→ **Work to do**
Print the data exactly, leaving nothing out.
## begin Record excerpts
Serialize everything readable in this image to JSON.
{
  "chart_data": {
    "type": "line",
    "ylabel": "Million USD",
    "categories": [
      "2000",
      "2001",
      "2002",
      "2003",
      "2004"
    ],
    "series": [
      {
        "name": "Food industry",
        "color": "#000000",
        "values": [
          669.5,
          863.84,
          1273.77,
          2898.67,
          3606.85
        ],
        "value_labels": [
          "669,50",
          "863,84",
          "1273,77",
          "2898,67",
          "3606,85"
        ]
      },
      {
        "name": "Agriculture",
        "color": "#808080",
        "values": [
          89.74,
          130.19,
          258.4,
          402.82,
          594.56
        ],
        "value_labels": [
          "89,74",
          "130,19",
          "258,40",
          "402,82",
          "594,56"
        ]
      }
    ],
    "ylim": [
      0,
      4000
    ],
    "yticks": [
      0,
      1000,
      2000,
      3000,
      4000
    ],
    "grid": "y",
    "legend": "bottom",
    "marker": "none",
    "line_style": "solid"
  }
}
## end Record excerpts
→ **Task output**
Serialize everything readable in this image to JSON.
{
  "chart_data": {
    "type": "line",
    "ylabel": "Million USD",
    "categories": [
      "2000",
      "2001",
      "2002",
      "2003",
      "2004"
    ],
    "series": [
      {
        "name": "Food industry",
        "color": "#000000",
        "values": [
          669.5,
          863.84,
          1273.77,
          2898.67,
          3606.85
        ],
        "value_labels": [
          "669,50",
          "863,84",
          "1273,77",
          "2898,67",
          "3606,85"
        ]
      },
      {
        "name": "Agriculture",
        "color": "#808080",
        "values": [
          89.74,
          130.19,
          258.4,
          402.82,
          594.56
        ],
        "value_labels": [
          "89,74",
          "130,19",
          "258,40",
          "402,82",
          "594,56"
        ]
      }
    ],
    "ylim": [
      0,
      4000
    ],
    "yticks": [
      0,
      1000,
      2000,
      3000,
      4000
    ],
    "grid": "y",
    "legend": "bottom",
    "marker": "none",
    "line_style": "solid"
  }
}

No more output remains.